— EXERCISE —
Go through the records below line by line, counting those that contain the word "color"; answer with the count only.

Records contained in a dataset
--------------------

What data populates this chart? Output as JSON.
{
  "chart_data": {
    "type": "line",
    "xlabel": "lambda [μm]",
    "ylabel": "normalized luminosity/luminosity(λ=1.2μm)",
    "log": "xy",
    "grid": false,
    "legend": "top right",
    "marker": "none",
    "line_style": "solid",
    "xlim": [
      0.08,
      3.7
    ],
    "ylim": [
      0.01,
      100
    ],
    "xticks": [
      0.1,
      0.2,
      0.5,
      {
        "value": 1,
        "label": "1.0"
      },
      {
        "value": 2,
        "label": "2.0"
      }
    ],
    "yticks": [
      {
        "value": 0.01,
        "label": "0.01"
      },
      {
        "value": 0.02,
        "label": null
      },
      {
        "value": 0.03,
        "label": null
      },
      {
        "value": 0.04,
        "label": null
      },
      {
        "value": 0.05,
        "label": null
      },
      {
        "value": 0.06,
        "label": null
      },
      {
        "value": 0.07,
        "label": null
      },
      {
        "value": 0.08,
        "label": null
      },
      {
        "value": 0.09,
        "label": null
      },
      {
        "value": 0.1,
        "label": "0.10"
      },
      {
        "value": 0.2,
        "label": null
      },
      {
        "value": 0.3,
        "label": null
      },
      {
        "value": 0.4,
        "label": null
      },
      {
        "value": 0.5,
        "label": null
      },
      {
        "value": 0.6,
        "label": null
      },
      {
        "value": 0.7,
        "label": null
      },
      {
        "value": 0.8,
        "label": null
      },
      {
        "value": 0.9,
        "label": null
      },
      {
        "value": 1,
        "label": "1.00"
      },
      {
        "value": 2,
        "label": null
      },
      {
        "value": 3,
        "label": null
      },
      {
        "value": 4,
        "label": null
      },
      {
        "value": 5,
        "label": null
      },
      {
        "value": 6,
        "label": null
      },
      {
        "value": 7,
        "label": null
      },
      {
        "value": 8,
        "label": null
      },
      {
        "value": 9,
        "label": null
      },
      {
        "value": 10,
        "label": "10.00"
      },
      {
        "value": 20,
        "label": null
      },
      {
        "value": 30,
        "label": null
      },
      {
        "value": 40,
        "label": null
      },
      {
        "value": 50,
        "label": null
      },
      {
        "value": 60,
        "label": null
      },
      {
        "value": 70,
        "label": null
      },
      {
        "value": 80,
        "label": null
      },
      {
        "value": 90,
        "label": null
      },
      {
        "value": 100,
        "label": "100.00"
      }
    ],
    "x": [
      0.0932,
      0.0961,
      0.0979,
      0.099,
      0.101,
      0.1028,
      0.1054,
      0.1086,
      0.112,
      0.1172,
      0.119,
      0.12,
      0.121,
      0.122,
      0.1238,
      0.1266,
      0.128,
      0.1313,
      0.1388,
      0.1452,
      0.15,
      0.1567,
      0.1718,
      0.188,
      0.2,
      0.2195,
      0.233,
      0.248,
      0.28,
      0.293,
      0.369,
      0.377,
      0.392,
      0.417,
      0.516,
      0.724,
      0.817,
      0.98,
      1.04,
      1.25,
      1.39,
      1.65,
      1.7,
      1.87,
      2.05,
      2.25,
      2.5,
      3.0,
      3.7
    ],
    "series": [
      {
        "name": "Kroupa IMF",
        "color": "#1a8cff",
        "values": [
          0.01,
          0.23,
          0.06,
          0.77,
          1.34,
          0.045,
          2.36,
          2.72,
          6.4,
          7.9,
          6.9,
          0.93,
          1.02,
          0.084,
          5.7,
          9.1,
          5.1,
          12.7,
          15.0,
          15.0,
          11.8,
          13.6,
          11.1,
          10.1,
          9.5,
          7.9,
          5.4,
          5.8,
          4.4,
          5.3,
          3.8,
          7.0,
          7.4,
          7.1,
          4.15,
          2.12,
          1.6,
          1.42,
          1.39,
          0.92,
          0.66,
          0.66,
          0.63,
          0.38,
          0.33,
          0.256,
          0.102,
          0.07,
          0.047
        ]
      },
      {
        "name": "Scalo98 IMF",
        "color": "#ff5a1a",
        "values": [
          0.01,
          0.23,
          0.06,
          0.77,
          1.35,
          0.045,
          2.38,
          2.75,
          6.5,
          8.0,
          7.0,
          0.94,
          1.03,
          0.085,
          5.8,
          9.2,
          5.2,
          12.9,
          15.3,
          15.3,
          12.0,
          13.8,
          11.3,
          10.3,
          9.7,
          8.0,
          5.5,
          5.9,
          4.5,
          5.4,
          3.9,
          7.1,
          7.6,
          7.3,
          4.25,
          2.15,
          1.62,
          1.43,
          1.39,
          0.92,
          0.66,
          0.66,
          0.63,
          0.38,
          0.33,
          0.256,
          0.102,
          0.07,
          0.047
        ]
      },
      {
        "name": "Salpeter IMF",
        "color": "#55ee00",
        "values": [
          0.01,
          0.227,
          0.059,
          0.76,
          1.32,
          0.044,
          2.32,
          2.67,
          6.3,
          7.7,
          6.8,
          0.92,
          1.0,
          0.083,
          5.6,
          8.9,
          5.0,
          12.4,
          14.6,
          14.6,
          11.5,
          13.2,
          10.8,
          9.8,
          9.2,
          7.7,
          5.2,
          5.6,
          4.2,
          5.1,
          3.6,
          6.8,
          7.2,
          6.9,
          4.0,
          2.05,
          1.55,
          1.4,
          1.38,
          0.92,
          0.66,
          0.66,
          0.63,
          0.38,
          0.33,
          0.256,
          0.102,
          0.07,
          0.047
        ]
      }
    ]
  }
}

--------------------

— FINAL ANSWER —
3